(Figure record listings)
Start

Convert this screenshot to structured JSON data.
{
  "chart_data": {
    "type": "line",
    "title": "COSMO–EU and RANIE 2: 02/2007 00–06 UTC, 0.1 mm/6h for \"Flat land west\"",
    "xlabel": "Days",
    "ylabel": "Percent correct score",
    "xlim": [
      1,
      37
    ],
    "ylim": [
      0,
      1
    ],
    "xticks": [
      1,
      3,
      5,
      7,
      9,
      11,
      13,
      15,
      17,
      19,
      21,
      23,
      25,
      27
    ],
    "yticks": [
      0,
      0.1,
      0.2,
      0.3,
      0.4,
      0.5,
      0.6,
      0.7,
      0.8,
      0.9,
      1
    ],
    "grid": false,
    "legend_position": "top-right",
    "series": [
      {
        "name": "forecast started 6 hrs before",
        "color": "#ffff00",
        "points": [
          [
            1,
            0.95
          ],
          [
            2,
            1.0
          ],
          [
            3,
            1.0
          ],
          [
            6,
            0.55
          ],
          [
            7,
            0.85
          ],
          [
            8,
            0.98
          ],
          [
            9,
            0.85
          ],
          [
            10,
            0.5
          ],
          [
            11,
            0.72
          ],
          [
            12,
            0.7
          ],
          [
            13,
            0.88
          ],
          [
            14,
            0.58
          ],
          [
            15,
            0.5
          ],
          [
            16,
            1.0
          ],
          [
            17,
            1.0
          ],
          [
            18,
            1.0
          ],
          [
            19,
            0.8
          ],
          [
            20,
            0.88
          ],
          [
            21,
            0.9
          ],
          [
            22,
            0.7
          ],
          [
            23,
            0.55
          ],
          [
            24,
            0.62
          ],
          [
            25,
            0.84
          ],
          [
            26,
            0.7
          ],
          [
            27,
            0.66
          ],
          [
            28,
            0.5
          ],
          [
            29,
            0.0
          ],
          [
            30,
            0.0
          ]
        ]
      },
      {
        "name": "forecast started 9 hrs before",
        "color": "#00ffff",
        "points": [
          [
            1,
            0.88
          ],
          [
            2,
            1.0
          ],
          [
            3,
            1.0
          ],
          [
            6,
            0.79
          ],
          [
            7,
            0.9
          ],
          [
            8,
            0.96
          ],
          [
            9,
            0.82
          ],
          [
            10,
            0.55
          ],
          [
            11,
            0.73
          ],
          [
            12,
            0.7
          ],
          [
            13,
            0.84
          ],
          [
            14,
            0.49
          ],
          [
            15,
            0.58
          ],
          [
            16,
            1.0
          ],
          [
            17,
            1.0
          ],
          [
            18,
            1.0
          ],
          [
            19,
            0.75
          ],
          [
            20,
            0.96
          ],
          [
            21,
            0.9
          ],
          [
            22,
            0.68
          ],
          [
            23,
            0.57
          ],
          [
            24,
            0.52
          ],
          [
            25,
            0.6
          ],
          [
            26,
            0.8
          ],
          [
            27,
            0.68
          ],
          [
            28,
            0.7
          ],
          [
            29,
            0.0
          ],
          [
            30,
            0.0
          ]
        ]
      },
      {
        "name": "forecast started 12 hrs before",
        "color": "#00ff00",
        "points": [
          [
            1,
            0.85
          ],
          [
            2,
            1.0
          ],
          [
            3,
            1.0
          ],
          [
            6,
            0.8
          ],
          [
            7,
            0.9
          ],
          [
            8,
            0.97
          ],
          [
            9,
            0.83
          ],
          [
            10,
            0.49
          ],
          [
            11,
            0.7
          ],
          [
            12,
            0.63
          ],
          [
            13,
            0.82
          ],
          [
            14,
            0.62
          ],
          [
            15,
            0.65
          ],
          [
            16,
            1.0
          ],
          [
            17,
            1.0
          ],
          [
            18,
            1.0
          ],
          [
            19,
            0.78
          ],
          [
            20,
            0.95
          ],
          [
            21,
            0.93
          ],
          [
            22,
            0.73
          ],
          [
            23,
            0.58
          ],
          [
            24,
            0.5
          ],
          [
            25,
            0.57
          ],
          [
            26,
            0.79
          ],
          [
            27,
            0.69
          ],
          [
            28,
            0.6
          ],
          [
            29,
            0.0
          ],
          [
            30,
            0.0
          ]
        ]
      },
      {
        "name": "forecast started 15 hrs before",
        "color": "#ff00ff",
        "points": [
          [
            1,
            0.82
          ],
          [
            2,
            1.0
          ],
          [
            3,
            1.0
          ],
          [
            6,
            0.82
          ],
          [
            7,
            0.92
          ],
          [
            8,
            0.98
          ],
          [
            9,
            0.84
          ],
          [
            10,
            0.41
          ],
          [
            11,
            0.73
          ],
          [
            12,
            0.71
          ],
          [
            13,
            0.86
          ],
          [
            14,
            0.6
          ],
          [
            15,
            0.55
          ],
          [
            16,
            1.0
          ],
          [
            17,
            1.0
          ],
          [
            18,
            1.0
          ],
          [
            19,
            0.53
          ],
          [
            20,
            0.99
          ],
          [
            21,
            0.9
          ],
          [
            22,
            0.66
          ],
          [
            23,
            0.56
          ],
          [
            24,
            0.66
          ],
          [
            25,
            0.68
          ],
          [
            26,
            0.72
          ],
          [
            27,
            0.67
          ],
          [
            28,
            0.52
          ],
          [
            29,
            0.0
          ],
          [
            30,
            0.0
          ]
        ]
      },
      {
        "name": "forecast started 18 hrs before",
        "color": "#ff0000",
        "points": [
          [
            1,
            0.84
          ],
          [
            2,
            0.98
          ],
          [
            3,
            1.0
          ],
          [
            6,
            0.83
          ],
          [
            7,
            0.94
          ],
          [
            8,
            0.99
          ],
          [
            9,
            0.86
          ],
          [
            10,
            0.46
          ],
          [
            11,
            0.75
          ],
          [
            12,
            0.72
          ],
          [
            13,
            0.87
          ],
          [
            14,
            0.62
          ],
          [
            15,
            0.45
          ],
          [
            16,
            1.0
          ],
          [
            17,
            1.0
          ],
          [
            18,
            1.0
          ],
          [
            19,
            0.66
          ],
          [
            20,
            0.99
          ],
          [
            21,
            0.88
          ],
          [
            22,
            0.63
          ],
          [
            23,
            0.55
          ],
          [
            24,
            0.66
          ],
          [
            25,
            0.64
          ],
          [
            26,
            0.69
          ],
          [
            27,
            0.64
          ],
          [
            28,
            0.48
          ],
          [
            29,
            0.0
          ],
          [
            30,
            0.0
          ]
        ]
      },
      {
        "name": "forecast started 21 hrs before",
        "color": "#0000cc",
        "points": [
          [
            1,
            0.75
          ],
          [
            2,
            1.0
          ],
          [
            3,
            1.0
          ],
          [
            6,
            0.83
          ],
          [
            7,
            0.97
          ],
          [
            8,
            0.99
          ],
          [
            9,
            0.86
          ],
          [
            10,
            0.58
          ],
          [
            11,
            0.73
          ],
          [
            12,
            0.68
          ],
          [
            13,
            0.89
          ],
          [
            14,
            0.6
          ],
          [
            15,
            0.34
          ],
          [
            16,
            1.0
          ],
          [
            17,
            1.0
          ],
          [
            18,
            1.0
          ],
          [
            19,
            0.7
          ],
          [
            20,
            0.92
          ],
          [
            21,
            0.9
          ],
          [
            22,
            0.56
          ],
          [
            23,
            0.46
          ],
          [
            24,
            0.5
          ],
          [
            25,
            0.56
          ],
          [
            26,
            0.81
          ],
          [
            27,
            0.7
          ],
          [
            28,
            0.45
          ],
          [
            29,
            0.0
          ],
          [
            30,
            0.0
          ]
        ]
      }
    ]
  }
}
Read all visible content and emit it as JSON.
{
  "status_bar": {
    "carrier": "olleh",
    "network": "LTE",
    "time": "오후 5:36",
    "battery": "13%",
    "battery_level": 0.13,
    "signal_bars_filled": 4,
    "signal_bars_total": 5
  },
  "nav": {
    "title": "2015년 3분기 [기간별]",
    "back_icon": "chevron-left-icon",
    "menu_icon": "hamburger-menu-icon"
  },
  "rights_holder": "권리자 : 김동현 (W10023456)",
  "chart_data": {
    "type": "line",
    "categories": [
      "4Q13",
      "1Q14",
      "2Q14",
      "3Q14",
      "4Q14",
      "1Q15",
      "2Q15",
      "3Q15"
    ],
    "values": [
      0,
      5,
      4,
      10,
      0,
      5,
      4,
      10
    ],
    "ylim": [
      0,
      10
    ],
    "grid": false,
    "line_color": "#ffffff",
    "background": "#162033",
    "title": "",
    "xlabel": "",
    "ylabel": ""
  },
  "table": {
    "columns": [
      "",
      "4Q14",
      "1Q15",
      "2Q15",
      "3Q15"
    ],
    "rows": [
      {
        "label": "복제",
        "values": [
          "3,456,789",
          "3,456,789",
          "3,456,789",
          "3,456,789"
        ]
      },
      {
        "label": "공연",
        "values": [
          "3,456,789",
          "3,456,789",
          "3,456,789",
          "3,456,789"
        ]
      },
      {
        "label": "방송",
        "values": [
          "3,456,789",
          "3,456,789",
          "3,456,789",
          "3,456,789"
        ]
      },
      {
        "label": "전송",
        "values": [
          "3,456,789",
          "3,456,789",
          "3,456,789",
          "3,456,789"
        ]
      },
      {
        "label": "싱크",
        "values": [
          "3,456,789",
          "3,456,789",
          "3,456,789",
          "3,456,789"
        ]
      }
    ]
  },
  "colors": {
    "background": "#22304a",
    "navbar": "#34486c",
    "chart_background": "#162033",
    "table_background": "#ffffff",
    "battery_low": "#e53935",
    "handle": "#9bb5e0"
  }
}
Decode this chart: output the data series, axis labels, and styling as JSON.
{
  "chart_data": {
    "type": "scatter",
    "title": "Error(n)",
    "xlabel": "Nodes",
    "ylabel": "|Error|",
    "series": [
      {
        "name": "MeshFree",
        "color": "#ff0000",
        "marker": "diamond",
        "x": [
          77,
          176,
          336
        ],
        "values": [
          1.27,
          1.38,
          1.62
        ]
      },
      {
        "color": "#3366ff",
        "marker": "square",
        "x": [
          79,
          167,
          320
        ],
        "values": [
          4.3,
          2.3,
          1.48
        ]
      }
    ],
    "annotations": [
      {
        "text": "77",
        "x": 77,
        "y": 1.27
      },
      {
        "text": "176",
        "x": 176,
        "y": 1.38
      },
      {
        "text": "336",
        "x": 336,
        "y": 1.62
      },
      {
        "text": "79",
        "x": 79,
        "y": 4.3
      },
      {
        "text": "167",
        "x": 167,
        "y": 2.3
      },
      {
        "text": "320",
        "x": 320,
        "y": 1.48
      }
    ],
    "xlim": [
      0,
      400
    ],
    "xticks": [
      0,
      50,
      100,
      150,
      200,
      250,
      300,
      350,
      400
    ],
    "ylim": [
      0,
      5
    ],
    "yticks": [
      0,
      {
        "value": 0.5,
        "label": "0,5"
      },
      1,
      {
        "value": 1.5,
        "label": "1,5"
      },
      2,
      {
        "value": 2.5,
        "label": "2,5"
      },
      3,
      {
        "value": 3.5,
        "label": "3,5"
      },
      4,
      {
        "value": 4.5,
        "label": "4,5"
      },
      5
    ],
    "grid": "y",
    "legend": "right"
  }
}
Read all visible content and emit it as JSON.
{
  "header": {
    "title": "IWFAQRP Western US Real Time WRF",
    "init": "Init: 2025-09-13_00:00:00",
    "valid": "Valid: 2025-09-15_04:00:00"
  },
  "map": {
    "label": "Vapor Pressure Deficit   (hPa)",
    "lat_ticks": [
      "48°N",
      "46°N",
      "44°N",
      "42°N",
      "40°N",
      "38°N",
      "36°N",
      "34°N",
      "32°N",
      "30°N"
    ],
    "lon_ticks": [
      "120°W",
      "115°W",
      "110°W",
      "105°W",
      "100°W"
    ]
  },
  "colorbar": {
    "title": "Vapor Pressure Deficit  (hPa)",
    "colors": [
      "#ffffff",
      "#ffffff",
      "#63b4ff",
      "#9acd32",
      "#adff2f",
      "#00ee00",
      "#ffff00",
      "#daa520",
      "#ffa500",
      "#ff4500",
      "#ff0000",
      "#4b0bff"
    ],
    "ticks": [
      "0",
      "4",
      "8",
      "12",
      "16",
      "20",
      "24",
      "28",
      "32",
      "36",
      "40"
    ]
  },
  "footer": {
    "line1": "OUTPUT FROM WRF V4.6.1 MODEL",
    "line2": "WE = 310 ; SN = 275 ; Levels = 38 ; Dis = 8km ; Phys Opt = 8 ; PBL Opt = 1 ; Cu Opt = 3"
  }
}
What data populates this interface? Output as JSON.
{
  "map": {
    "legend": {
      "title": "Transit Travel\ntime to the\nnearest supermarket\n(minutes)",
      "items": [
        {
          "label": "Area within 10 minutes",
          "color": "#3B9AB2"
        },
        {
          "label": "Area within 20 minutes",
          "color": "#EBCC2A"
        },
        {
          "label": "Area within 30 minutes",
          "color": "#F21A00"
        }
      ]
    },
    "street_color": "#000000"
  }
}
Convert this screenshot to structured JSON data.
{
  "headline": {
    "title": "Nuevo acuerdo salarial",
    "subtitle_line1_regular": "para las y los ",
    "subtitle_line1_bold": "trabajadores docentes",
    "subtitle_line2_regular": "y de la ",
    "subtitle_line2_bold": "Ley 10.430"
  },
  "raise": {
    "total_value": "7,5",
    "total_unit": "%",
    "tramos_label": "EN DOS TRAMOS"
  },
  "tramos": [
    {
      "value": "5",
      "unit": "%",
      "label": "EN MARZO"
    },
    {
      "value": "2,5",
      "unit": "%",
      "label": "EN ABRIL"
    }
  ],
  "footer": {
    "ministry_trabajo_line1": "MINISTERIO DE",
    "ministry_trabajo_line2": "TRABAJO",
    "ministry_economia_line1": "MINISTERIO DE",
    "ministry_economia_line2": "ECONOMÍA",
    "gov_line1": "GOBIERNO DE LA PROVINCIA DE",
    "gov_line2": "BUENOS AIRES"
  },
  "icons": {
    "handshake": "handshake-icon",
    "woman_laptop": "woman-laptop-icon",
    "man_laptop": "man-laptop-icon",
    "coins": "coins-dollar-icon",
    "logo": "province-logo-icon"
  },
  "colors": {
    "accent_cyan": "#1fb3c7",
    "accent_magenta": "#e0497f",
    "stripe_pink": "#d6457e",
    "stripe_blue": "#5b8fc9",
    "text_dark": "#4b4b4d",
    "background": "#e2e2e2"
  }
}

End

▶ [OBJECTIVE] Tell how many lines of the records above hold the string "Deficit". Give no other text.

▶ [ANSWER TO THE EXERCISE] 2